[Items from a dataset]
--- BEGIN ---

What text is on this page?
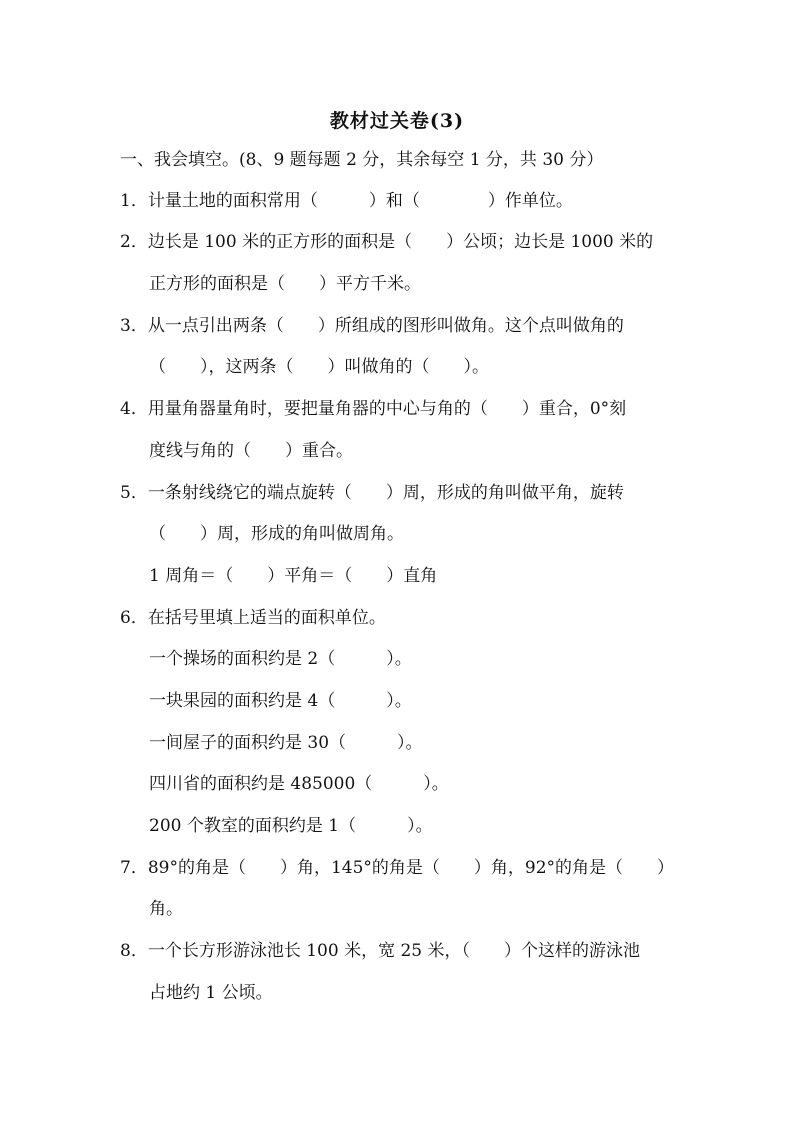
教材过关卷(3)
一、我会填空。(8、9 题每题 2 分，其余每空 1 分，共 30 分）
1．计量土地的面积常用（　　　）和（　　　　）作单位。
2．边长是 100 米的正方形的面积是（　　）公顷；边长是 1000 米的
正方形的面积是（　　）平方千米。
3．从一点引出两条（　　）所组成的图形叫做角。这个点叫做角的
（　　），这两条（　　）叫做角的（　　）。
4．用量角器量角时，要把量角器的中心与角的（　　）重合，0°刻
度线与角的（　　）重合。
5．一条射线绕它的端点旋转（　　）周，形成的角叫做平角，旋转
（　　）周，形成的角叫做周角。
1 周角＝（　　）平角＝（　　）直角
6．在括号里填上适当的面积单位。
一个操场的面积约是 2（　　　）。
一块果园的面积约是 4（　　　）。
一间屋子的面积约是 30（　　　）。
四川省的面积约是 485000（　　　）。
200 个教室的面积约是 1（　　　）。
7．89°的角是（　　）角，145°的角是（　　）角，92°的角是（　　）
角。
8．一个长方形游泳池长 100 米，宽 25 米，（　　）个这样的游泳池
占地约 1 公顷。
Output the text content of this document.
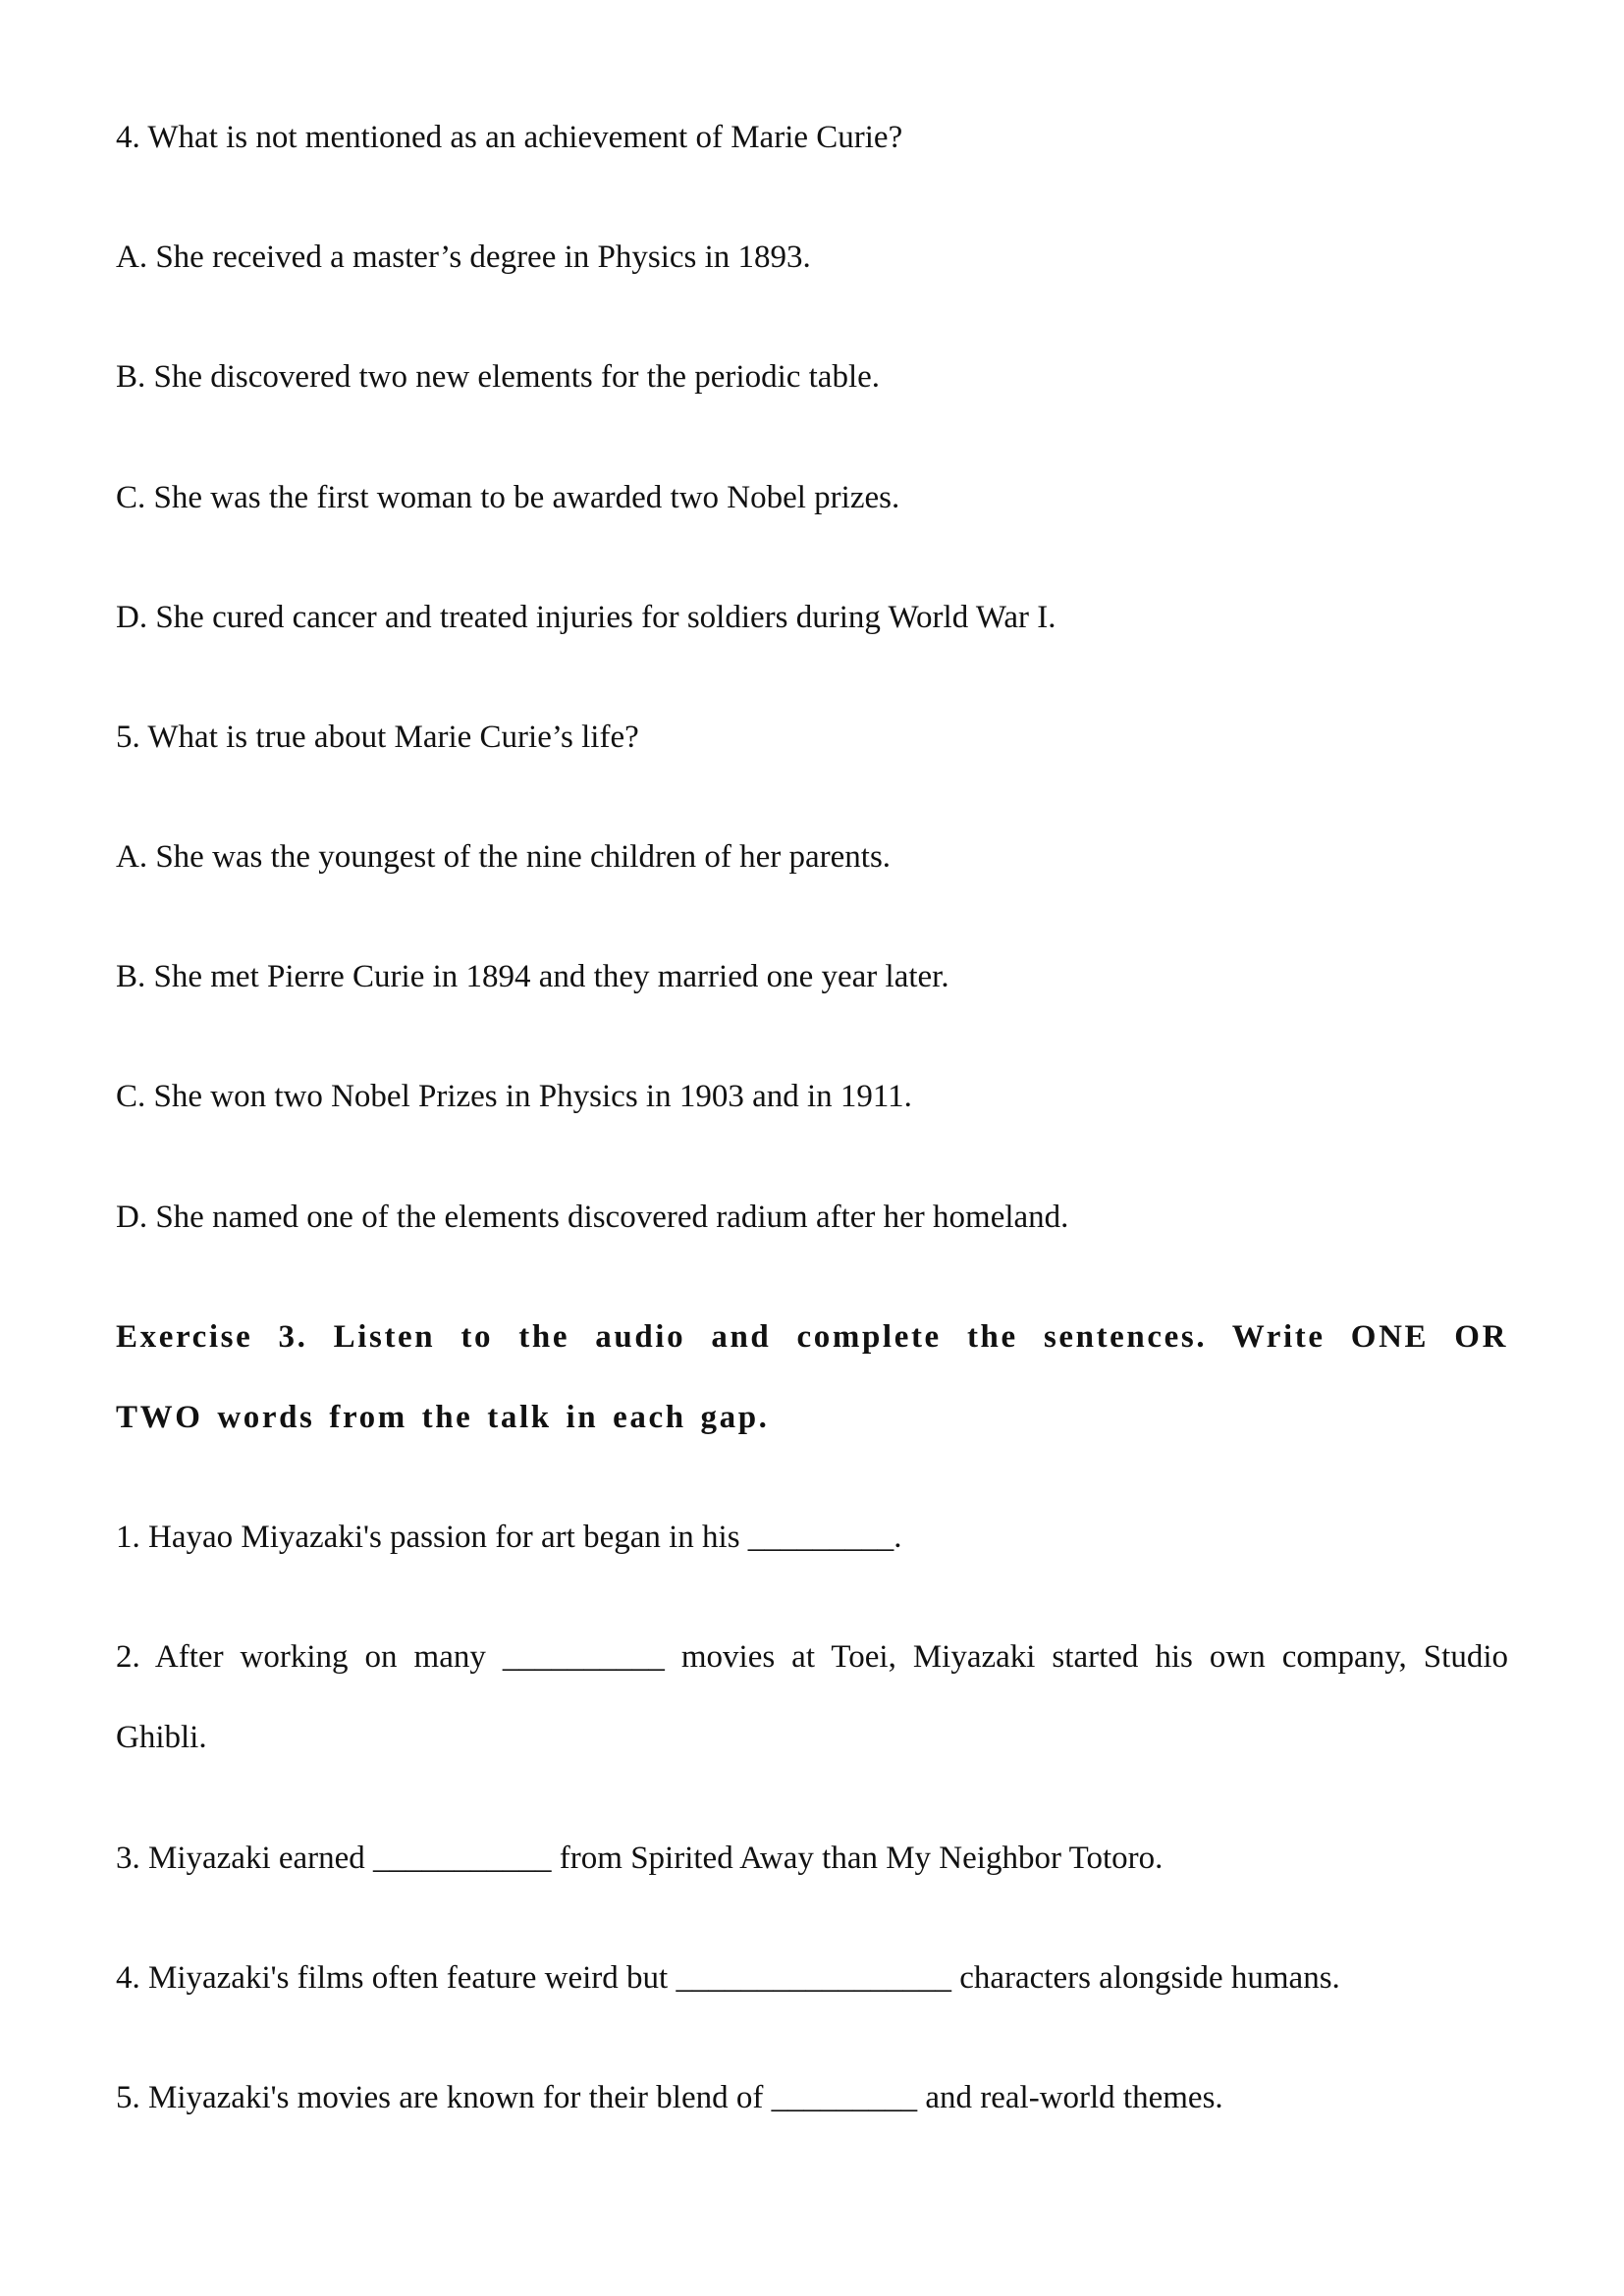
4. What is not mentioned as an achievement of Marie Curie?
A. She received a master’s degree in Physics in 1893.
B. She discovered two new elements for the periodic table.
C. She was the first woman to be awarded two Nobel prizes.
D. She cured cancer and treated injuries for soldiers during World War I.
5. What is true about Marie Curie’s life?
A. She was the youngest of the nine children of her parents.
B. She met Pierre Curie in 1894 and they married one year later.
C. She won two Nobel Prizes in Physics in 1903 and in 1911.
D. She named one of the elements discovered radium after her homeland.
Exercise 3. Listen to the audio and complete the sentences. Write ONE OR
TWO words from the talk in each gap.
1. Hayao Miyazaki's passion for art began in his _________.
2. After working on many __________ movies at Toei, Miyazaki started his own company, Studio
Ghibli.
3. Miyazaki earned ___________ from Spirited Away than My Neighbor Totoro.
4. Miyazaki's films often feature weird but _________________ characters alongside humans.
5. Miyazaki's movies are known for their blend of _________ and real-world themes.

--- END ---

▸ **What you will do**: Reproduce all entries exactly. Pictures do not belong in the copy.

▸ **Task result**:
What text is on this page?
教材过关卷(3)
一、我会填空。(8、9 题每题 2 分，其余每空 1 分，共 30 分）
1．计量土地的面积常用（　　　）和（　　　　）作单位。
2．边长是 100 米的正方形的面积是（　　）公顷；边长是 1000 米的
正方形的面积是（　　）平方千米。
3．从一点引出两条（　　）所组成的图形叫做角。这个点叫做角的
（　　），这两条（　　）叫做角的（　　）。
4．用量角器量角时，要把量角器的中心与角的（　　）重合，0°刻
度线与角的（　　）重合。
5．一条射线绕它的端点旋转（　　）周，形成的角叫做平角，旋转
（　　）周，形成的角叫做周角。
1 周角＝（　　）平角＝（　　）直角
6．在括号里填上适当的面积单位。
一个操场的面积约是 2（　　　）。
一块果园的面积约是 4（　　　）。
一间屋子的面积约是 30（　　　）。
四川省的面积约是 485000（　　　）。
200 个教室的面积约是 1（　　　）。
7．89°的角是（　　）角，145°的角是（　　）角，92°的角是（　　）
角。
8．一个长方形游泳池长 100 米，宽 25 米，（　　）个这样的游泳池
占地约 1 公顷。
Output the text content of this document.
4. What is not mentioned as an achievement of Marie Curie?
A. She received a master’s degree in Physics in 1893.
B. She discovered two new elements for the periodic table.
C. She was the first woman to be awarded two Nobel prizes.
D. She cured cancer and treated injuries for soldiers during World War I.
5. What is true about Marie Curie’s life?
A. She was the youngest of the nine children of her parents.
B. She met Pierre Curie in 1894 and they married one year later.
C. She won two Nobel Prizes in Physics in 1903 and in 1911.
D. She named one of the elements discovered radium after her homeland.
Exercise 3. Listen to the audio and complete the sentences. Write ONE OR
TWO words from the talk in each gap.
1. Hayao Miyazaki's passion for art began in his _________.
2. After working on many __________ movies at Toei, Miyazaki started his own company, Studio
Ghibli.
3. Miyazaki earned ___________ from Spirited Away than My Neighbor Totoro.
4. Miyazaki's films often feature weird but _________________ characters alongside humans.
5. Miyazaki's movies are known for their blend of _________ and real-world themes.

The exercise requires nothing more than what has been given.